AIM: Work out how many lines in the entries below include the word "frac". Give nothing but the number.

INPUT FOR THIS TASK:
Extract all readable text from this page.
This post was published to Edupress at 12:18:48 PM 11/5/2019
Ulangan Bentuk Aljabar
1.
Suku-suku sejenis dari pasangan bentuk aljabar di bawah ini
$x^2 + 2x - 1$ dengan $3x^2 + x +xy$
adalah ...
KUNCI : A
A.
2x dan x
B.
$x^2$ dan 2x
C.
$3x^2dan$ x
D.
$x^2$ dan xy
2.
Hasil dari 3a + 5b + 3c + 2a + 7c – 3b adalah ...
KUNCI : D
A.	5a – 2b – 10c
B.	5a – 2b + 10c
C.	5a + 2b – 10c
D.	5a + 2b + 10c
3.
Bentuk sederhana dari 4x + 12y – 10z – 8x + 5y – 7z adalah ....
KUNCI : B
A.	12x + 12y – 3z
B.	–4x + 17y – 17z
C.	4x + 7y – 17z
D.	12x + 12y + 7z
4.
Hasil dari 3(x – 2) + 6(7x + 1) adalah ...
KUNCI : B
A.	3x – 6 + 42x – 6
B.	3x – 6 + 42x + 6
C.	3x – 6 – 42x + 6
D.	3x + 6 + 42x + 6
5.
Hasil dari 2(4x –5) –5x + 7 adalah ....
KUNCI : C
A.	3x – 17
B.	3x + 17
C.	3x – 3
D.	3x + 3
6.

* * *

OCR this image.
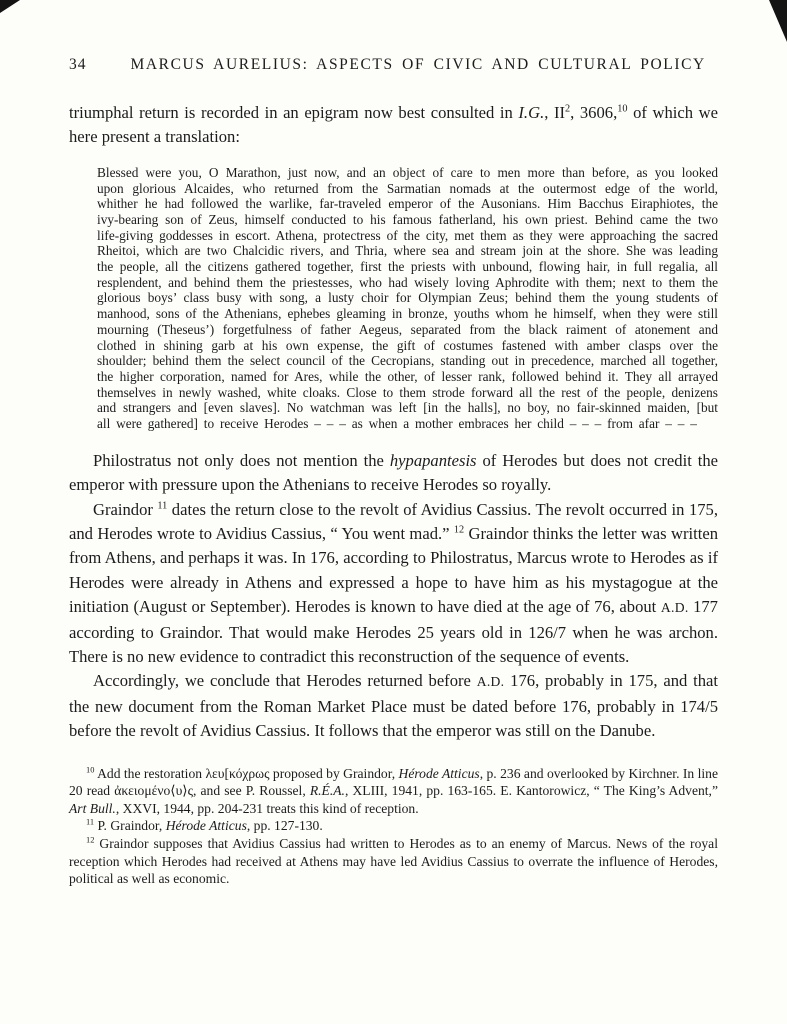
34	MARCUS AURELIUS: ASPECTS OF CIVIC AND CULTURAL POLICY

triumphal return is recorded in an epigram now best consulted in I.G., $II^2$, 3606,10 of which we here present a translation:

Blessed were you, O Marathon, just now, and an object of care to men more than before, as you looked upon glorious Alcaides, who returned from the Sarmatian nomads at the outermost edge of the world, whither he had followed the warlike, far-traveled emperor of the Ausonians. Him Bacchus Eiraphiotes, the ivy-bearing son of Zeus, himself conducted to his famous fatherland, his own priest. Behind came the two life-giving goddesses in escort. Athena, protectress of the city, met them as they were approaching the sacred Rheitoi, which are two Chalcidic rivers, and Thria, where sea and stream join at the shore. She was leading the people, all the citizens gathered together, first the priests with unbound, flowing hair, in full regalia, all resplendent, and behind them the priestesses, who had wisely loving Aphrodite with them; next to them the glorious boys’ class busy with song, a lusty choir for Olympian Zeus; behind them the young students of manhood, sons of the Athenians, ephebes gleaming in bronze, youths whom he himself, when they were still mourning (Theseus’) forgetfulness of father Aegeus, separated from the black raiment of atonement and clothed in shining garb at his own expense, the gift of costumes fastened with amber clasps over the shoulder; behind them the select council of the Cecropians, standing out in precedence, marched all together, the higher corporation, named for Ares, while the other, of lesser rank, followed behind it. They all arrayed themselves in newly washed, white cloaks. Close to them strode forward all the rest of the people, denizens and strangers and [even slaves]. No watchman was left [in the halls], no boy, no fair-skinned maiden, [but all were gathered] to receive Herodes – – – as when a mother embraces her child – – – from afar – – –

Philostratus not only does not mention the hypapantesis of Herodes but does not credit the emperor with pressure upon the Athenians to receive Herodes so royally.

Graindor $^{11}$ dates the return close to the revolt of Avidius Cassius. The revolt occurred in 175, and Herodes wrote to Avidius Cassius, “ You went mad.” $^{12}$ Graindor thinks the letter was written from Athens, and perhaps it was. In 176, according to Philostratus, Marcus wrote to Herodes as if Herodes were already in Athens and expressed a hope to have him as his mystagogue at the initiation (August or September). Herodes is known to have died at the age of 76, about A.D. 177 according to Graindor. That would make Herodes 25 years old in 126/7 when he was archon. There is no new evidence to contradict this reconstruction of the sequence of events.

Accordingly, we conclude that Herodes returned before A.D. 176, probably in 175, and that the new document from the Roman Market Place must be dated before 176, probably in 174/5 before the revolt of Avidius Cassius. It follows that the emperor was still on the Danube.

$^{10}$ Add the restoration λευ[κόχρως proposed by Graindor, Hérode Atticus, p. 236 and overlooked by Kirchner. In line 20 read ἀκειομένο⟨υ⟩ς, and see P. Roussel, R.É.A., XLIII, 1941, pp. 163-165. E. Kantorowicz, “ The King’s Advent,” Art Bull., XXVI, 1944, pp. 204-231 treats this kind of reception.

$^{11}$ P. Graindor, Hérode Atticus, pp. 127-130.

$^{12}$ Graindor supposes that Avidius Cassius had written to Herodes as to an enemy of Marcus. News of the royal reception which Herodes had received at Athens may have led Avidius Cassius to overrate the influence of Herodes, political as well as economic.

--

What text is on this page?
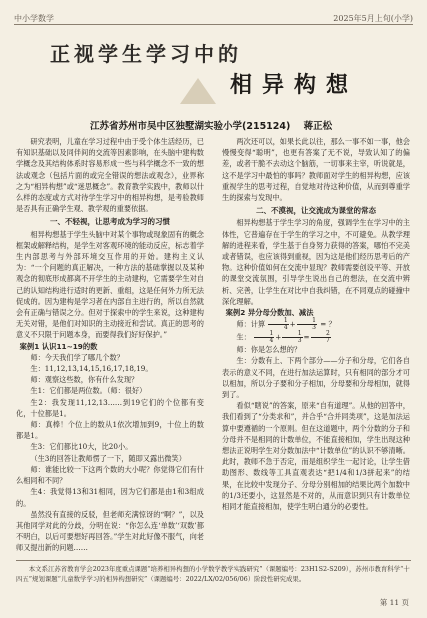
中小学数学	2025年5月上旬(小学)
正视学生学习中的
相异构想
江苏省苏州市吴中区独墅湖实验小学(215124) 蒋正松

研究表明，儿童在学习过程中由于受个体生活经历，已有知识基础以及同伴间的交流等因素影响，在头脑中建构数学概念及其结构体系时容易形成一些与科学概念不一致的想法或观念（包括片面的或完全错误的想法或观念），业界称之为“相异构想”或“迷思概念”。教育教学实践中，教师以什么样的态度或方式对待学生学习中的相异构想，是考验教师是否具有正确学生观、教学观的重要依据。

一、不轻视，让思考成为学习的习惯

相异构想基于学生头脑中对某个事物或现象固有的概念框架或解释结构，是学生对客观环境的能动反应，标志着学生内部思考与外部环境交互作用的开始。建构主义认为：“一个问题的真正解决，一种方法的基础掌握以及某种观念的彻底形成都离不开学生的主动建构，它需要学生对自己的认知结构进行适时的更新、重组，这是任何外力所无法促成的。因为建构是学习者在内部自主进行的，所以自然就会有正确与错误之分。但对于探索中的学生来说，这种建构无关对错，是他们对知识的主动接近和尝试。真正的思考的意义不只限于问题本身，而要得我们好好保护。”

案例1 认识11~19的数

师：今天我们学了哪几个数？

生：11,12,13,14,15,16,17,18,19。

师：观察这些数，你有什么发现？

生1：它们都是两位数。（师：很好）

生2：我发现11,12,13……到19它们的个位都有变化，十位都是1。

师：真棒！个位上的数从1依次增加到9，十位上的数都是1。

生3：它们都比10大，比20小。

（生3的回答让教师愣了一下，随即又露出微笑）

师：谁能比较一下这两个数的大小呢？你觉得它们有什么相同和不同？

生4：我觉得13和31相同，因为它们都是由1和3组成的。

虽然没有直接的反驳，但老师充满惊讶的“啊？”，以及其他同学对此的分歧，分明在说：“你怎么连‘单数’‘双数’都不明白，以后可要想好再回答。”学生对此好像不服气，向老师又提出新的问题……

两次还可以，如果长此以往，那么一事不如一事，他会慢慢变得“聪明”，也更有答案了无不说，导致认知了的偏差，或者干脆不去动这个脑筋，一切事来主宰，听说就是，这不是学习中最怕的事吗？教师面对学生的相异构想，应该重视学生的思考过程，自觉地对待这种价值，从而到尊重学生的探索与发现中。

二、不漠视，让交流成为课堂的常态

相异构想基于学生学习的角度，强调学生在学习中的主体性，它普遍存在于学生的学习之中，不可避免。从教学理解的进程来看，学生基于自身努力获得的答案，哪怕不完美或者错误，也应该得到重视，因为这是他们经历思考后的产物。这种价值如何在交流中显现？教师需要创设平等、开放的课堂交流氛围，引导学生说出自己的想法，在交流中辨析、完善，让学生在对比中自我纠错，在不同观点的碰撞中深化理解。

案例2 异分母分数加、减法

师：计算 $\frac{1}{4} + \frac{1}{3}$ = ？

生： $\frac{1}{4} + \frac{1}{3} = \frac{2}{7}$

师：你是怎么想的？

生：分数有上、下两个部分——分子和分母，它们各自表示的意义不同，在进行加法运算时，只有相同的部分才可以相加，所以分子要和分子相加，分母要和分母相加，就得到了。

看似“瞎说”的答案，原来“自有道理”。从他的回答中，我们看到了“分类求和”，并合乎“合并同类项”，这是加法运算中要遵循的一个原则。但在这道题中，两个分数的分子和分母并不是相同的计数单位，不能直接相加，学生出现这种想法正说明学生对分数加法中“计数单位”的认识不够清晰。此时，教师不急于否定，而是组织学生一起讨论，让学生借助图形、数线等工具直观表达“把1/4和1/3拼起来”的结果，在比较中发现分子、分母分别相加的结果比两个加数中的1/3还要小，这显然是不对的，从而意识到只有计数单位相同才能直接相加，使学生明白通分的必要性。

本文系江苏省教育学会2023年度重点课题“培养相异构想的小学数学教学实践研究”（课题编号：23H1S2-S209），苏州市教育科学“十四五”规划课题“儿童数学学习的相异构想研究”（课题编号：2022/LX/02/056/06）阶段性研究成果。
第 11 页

FINAL RESULT: 2